§ **Exercise**: Look through the entries and report how many lines include the word "price". Give the number alone.

§ **Provided information**:
◆ ◆ ◆ ◆ ◆ ◆ ◆

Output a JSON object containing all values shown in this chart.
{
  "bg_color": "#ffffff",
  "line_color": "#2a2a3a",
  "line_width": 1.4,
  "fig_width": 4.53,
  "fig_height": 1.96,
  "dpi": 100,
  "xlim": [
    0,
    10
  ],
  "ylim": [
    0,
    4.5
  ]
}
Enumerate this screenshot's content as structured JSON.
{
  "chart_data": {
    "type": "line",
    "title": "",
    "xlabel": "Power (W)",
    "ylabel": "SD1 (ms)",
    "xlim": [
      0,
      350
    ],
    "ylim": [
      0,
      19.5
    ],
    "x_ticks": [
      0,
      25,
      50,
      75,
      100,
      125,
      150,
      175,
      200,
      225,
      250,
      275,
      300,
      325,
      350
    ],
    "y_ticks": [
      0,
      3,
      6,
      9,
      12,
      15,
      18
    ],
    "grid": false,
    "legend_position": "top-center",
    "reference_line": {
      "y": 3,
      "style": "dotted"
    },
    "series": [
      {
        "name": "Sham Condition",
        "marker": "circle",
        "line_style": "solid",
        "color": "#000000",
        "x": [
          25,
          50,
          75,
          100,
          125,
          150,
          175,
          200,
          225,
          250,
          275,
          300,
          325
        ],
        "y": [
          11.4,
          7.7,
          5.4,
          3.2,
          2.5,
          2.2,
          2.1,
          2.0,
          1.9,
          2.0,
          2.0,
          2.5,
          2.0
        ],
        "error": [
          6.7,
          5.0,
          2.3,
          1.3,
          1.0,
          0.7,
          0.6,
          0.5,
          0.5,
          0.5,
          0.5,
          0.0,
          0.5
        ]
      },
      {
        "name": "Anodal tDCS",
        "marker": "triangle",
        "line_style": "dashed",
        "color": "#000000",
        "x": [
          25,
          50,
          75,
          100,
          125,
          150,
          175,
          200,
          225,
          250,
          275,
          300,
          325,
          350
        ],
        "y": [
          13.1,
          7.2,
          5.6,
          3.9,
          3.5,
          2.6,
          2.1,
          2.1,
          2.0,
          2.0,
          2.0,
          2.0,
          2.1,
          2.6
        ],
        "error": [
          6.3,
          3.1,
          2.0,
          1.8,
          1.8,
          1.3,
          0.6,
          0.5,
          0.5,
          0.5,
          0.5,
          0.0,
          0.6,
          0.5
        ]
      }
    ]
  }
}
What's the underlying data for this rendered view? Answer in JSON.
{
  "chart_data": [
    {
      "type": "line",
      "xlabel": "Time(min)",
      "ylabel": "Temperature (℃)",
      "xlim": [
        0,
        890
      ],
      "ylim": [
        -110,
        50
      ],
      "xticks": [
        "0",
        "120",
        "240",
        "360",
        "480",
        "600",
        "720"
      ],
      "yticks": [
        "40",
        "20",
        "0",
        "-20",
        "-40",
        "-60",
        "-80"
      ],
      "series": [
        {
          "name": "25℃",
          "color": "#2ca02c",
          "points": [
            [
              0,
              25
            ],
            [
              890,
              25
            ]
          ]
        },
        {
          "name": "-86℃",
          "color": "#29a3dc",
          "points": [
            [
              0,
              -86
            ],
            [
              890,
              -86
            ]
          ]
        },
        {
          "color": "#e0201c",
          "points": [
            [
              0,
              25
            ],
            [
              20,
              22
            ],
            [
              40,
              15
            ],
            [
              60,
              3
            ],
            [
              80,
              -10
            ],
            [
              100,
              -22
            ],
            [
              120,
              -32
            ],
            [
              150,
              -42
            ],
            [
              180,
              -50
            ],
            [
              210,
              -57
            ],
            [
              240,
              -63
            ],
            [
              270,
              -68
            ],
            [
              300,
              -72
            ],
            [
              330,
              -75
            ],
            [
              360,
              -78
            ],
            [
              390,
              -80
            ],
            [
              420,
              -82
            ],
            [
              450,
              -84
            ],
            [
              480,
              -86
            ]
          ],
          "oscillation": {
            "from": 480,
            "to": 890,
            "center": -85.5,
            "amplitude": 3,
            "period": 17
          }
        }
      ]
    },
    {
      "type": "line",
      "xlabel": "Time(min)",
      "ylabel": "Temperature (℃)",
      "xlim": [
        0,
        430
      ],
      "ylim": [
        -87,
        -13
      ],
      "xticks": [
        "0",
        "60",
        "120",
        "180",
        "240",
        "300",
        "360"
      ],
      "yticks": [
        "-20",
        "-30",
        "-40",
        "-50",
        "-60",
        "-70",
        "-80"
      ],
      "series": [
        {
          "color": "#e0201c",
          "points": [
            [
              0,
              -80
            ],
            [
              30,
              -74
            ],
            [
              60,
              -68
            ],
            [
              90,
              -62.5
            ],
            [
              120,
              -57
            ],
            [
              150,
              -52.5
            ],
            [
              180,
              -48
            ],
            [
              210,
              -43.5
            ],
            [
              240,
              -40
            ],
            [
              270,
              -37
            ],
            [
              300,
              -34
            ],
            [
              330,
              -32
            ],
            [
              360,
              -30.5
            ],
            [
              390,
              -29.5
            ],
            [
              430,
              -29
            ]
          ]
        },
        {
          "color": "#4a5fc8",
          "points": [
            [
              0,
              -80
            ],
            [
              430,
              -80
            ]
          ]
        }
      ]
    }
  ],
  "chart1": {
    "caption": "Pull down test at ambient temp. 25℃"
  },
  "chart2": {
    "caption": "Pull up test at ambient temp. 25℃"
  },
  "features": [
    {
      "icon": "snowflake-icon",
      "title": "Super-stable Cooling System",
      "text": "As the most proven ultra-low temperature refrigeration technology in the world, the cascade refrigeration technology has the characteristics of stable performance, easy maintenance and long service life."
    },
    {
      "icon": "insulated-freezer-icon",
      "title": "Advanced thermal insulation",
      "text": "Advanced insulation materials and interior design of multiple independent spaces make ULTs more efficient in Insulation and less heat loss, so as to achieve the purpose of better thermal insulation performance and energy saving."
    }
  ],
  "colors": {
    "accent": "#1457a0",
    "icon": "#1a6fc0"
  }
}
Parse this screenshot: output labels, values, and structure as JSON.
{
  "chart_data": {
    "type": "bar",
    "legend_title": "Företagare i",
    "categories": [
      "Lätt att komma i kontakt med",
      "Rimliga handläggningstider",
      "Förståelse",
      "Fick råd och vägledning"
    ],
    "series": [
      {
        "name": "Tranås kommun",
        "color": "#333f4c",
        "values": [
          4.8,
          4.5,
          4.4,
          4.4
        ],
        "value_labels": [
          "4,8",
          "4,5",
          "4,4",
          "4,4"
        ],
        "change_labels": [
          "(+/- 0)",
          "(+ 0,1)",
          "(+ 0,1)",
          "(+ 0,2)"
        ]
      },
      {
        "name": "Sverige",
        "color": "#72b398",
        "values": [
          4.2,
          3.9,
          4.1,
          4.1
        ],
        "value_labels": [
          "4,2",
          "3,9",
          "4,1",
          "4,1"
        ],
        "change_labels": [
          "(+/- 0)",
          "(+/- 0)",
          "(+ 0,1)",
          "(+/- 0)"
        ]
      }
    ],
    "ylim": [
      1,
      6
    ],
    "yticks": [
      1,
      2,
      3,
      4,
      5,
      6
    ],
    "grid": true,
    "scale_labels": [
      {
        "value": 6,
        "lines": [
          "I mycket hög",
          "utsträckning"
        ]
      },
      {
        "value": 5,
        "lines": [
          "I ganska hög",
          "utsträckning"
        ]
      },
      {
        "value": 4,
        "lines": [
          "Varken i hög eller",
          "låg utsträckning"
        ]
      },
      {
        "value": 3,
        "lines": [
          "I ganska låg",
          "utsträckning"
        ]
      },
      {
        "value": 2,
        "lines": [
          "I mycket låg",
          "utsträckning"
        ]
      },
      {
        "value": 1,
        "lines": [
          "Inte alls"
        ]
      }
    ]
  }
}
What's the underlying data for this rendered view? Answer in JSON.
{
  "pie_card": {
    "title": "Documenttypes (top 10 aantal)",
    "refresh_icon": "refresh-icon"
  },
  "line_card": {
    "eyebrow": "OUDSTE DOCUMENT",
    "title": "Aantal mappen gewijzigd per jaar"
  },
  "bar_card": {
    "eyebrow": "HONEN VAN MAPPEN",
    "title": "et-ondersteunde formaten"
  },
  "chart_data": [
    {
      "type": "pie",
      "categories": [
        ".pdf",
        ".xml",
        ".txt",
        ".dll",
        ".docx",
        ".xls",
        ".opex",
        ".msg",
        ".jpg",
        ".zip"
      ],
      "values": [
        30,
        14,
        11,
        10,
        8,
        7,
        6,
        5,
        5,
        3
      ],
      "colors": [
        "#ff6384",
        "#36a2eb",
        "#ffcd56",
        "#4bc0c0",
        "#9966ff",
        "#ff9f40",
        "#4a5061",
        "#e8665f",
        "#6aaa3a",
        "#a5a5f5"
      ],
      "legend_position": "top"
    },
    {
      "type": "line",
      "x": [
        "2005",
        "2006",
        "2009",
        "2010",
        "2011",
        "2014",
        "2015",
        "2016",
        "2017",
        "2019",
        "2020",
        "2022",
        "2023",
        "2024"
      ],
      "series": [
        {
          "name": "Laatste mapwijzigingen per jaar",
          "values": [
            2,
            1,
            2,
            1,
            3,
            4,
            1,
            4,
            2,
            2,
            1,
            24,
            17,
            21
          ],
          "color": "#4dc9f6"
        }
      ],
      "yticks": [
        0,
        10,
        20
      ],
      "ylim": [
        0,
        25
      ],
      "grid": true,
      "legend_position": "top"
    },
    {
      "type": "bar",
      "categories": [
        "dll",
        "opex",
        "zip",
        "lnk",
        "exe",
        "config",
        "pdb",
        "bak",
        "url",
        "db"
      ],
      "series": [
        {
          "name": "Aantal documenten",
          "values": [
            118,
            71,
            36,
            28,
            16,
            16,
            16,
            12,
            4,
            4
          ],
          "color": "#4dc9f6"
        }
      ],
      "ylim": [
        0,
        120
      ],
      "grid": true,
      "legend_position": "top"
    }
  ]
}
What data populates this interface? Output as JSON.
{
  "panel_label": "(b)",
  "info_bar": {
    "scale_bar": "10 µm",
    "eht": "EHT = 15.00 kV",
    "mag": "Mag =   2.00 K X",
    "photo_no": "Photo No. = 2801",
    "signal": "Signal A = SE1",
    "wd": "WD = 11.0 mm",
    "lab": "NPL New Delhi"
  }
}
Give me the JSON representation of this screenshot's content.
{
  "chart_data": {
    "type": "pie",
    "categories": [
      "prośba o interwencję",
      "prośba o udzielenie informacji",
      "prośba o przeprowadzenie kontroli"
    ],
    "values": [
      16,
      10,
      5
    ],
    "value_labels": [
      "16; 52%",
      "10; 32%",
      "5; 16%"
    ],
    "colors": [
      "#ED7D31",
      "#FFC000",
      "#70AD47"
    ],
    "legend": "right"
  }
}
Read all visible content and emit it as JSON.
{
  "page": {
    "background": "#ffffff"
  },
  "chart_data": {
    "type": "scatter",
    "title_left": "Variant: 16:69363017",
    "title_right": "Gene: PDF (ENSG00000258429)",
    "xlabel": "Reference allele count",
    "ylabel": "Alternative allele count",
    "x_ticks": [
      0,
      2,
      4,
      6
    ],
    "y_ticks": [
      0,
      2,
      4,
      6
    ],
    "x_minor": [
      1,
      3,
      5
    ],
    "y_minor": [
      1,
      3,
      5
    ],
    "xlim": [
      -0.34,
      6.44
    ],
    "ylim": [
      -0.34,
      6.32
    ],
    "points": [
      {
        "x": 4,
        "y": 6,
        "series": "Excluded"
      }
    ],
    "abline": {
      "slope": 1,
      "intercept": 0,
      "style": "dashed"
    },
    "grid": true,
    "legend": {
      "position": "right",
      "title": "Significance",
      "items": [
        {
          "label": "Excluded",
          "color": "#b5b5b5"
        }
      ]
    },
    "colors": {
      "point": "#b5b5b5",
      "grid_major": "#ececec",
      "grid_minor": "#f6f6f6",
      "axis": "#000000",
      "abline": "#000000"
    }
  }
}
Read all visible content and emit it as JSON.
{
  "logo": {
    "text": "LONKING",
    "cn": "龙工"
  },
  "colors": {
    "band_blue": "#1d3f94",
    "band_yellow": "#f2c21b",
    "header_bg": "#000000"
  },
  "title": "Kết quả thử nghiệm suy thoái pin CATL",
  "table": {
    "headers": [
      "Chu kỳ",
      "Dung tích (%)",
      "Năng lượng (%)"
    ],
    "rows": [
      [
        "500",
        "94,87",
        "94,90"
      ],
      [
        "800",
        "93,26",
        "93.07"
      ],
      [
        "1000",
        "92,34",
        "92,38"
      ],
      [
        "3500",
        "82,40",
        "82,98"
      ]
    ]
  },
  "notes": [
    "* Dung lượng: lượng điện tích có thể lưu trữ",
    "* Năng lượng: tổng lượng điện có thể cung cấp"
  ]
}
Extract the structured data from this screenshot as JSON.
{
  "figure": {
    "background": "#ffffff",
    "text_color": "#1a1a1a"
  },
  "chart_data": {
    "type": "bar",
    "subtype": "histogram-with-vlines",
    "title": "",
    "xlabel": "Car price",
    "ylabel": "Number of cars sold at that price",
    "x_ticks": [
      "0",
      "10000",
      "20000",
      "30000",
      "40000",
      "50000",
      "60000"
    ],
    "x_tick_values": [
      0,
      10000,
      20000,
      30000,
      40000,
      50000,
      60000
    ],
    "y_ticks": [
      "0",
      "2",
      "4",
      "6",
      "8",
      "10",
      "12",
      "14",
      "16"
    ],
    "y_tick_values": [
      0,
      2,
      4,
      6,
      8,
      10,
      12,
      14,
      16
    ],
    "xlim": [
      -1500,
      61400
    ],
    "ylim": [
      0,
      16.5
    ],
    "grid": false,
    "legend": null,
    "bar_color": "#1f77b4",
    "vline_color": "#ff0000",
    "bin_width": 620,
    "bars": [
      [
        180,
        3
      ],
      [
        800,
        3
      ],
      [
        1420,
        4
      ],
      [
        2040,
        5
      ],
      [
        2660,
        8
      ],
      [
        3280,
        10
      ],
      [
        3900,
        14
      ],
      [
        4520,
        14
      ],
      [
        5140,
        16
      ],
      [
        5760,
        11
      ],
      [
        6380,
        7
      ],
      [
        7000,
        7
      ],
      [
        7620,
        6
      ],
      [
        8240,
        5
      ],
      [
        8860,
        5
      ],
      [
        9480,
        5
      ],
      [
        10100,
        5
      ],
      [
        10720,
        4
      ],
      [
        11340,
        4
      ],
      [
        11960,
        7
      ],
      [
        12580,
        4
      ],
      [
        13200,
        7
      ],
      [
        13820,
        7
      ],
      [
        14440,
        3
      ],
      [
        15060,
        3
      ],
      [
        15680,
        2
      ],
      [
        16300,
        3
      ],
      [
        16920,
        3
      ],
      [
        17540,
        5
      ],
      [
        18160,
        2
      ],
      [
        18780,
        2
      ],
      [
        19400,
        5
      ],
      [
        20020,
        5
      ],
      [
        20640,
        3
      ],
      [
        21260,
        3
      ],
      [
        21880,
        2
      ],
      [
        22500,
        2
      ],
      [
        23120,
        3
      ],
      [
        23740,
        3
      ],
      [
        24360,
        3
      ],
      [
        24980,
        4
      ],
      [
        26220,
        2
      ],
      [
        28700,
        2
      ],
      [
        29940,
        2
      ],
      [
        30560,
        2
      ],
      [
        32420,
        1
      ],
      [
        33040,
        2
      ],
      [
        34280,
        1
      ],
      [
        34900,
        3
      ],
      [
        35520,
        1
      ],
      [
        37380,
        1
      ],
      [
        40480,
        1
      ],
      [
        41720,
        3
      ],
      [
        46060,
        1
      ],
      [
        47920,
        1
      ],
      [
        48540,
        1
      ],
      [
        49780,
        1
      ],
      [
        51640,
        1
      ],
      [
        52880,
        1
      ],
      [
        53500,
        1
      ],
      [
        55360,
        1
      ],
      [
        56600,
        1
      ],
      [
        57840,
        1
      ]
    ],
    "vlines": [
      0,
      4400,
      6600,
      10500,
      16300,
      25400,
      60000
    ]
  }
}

◆ ◆ ◆ ◆ ◆ ◆ ◆

§ **Full solution**: 2